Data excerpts
Begin

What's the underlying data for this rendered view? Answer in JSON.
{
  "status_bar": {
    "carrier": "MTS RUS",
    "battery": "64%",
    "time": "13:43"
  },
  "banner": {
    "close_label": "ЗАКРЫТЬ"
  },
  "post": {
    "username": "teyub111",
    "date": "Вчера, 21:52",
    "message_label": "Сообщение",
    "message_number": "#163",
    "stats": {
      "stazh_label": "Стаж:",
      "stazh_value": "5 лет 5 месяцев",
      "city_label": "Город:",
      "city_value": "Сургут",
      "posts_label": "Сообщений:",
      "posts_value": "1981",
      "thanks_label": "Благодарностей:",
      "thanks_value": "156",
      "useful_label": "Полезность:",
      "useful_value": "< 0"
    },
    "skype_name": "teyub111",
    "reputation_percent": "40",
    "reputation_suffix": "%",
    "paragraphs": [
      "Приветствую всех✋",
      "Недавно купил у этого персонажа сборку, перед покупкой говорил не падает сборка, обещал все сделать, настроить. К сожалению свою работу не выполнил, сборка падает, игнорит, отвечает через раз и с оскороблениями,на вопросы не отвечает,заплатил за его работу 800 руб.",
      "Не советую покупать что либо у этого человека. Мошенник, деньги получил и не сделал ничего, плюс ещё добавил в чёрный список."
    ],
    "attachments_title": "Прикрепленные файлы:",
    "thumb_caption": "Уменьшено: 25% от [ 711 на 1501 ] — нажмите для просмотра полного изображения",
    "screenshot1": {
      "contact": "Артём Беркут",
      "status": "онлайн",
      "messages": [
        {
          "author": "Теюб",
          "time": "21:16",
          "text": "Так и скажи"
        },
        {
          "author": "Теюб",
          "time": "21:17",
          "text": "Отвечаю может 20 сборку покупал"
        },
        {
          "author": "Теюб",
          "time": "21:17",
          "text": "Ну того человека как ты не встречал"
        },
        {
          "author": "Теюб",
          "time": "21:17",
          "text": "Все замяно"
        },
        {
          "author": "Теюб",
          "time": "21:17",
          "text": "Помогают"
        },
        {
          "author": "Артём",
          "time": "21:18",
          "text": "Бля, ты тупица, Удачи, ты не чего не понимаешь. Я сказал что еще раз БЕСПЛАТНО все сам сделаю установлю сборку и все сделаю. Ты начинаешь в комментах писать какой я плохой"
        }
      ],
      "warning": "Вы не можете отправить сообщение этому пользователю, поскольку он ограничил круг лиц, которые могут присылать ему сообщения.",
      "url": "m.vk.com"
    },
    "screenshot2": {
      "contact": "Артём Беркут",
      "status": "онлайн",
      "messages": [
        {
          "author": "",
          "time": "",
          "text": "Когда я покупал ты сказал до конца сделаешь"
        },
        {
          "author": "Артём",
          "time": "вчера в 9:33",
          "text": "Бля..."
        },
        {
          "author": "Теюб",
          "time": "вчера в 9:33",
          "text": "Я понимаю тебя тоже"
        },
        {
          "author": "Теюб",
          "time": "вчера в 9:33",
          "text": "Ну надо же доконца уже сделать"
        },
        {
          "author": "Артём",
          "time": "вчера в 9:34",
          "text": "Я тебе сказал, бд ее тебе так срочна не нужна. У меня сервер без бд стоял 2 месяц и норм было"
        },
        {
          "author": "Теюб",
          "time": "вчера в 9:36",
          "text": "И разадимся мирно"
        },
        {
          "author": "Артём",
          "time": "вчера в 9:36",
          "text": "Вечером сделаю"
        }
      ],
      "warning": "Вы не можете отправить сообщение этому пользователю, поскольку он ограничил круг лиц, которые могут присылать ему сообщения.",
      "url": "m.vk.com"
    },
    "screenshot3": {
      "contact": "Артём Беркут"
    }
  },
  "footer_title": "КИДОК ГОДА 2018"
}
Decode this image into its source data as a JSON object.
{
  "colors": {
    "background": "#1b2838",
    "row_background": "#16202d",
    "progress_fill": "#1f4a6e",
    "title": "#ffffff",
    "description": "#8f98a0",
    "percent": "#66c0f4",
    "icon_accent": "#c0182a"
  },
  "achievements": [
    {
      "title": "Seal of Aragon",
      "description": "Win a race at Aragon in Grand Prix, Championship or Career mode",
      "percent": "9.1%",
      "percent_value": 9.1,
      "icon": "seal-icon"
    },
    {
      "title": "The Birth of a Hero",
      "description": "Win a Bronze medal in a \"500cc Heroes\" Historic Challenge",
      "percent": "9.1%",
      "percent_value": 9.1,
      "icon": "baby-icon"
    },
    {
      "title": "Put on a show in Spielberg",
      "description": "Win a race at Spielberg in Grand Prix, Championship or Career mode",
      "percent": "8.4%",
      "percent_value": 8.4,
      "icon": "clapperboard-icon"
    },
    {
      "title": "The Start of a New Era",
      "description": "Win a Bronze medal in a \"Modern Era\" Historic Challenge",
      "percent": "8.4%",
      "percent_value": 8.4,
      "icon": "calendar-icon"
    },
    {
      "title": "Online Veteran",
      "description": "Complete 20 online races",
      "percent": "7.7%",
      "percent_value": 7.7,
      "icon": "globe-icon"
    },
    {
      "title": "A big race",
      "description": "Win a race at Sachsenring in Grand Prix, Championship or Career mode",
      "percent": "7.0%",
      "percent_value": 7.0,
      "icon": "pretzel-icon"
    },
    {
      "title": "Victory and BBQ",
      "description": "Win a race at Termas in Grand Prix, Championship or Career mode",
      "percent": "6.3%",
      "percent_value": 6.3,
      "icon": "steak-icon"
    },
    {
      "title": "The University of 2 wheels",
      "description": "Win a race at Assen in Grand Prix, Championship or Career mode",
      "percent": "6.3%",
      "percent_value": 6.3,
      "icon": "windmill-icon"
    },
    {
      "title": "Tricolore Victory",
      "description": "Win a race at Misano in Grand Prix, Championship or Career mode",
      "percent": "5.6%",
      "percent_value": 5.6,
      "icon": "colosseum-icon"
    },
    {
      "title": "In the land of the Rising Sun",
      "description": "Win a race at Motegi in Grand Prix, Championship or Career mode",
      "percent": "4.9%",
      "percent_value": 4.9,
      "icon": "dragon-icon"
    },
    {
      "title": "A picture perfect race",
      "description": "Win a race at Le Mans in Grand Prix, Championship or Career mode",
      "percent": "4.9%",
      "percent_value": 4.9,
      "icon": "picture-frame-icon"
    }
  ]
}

End

Go through the data and gather every line that holds "medal".

Task output
      "description": "Win a Bronze medal in a \"500cc Heroes\" Historic Challenge",
      "description": "Win a Bronze medal in a \"Modern Era\" Historic Challenge",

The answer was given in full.